What you need to do: Show all lines holding "Indians".

━━━━━ Provided records

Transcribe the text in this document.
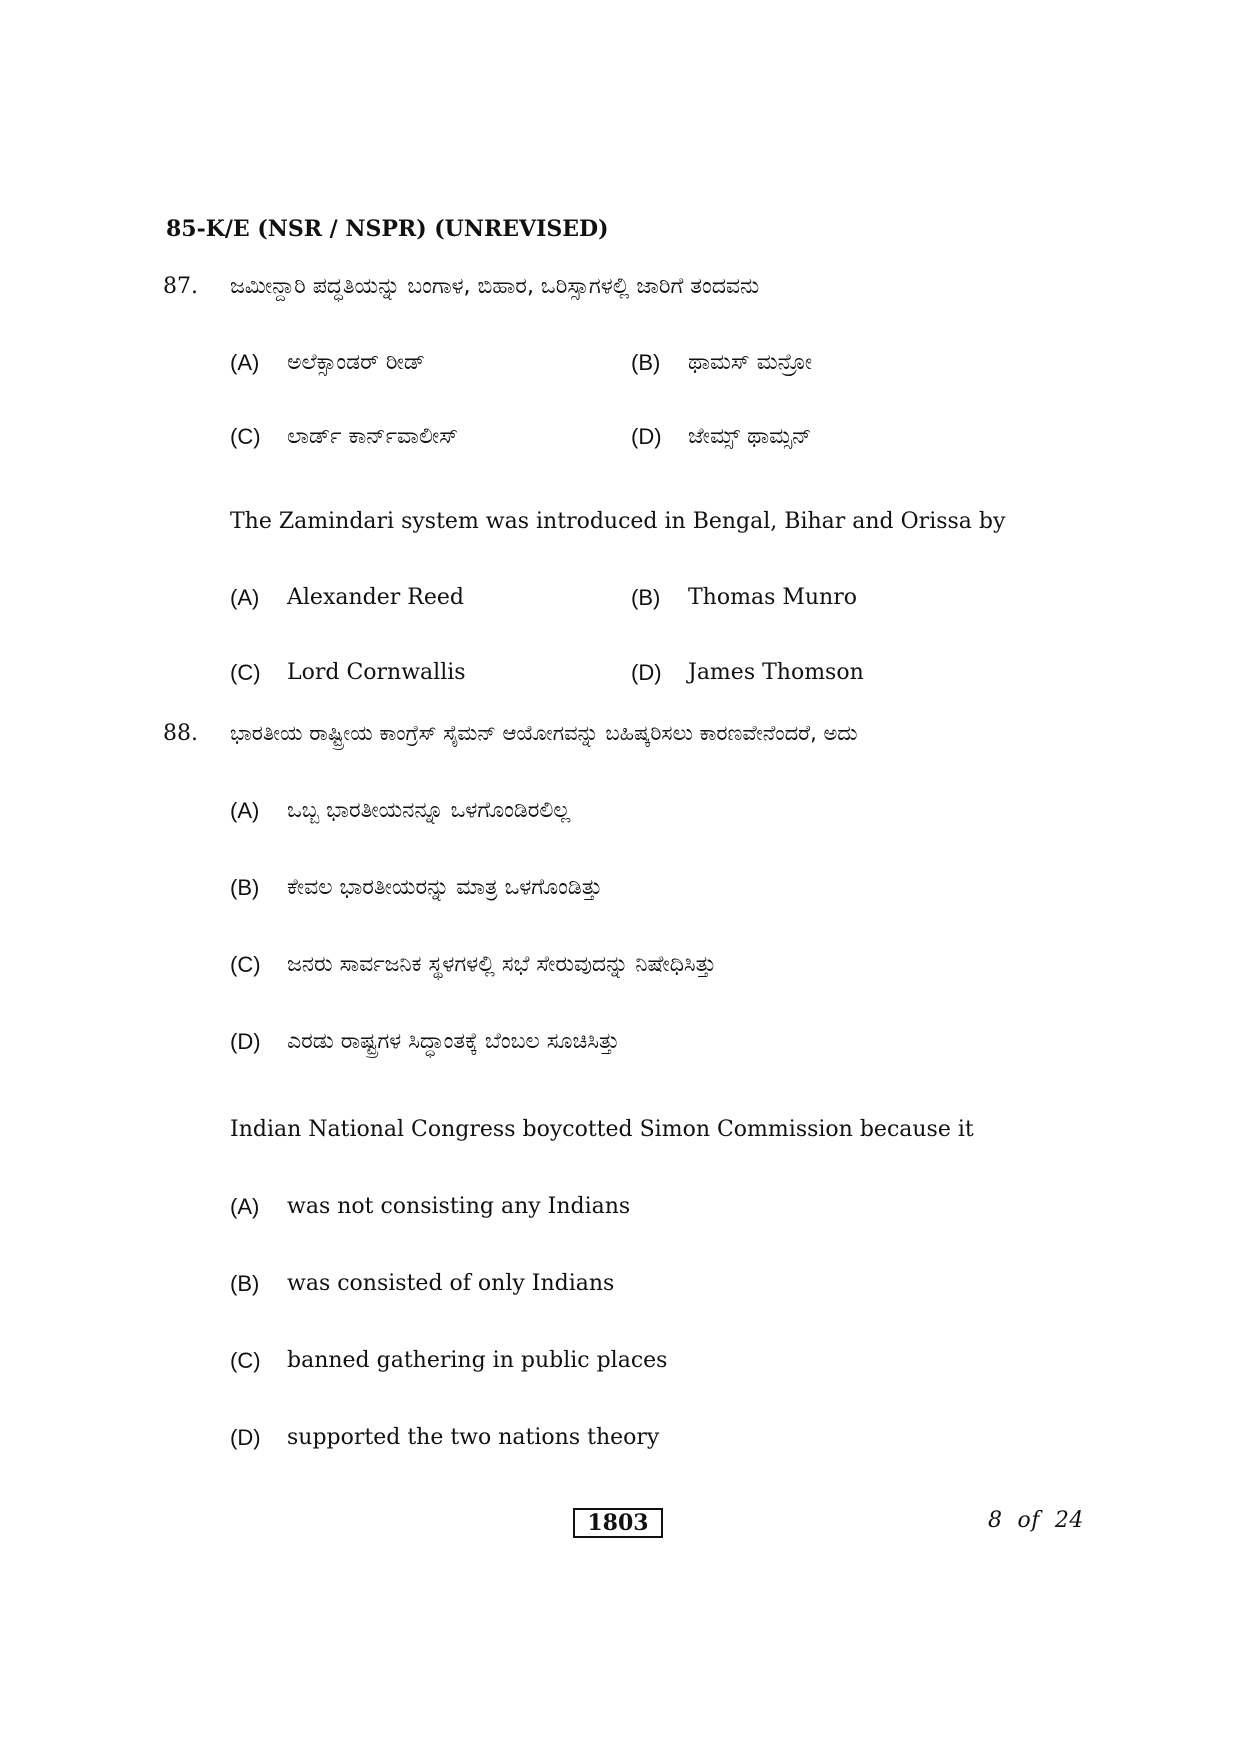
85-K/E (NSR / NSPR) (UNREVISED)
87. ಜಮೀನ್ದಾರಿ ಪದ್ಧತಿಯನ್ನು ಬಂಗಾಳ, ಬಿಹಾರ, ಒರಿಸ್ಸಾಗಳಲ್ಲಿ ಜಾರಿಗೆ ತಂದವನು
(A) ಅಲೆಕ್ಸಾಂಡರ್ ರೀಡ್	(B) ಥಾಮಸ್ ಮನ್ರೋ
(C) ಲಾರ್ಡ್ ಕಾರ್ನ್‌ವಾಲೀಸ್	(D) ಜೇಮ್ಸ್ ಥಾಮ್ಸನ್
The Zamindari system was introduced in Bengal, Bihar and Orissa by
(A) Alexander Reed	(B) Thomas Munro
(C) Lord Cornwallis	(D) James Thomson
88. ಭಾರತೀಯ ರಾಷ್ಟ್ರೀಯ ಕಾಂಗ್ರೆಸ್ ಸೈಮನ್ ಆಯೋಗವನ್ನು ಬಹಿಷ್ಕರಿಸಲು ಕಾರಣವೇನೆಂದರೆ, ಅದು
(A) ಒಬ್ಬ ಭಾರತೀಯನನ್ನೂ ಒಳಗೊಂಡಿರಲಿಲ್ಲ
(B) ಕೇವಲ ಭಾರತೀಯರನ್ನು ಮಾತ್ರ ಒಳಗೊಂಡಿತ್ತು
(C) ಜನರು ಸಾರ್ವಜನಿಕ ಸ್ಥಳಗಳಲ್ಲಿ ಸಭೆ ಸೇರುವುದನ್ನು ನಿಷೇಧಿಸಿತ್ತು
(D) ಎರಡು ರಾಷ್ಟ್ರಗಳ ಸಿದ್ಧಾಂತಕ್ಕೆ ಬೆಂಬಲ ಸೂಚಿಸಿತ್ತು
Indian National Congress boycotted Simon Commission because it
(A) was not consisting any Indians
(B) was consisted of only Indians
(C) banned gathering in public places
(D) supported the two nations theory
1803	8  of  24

━━━━━━━━━━

Solution for this problem:
(A) was not consisting any Indians
(B) was consisted of only Indians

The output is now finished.